— EXERCISE BRIEF —
Locate all lines in the data below that hold "цифры" and show them.

═════ RECORD EXCERPTS

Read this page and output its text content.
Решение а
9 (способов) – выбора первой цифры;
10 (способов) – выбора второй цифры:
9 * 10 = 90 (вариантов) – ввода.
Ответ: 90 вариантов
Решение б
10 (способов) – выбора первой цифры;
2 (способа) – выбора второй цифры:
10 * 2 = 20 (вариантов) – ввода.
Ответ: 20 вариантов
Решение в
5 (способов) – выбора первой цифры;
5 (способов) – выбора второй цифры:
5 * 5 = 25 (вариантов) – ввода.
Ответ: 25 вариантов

══════════

— EXERCISE ANSWER —
9 (способов) – выбора первой цифры;
10 (способов) – выбора второй цифры:
10 (способов) – выбора первой цифры;
2 (способа) – выбора второй цифры:
5 (способов) – выбора первой цифры;
5 (способов) – выбора второй цифры:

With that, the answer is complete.